# [DATA FOR THIS EXERCISE]

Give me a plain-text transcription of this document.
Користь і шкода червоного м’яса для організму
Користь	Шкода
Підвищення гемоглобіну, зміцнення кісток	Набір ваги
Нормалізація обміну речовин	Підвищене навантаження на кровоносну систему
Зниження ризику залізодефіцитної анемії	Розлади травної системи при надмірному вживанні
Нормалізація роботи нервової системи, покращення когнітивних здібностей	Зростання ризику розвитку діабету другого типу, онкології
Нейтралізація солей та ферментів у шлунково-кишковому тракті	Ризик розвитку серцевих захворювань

# [TASK]
Check every line for "розвитку" and show the ones that have it.

# [WORKED ANSWER]
Нормалізація роботи нервової системи, покращення когнітивних здібностей	Зростання ризику розвитку діабету другого типу, онкології
Нейтралізація солей та ферментів у шлунково-кишковому тракті	Ризик розвитку серцевих захворювань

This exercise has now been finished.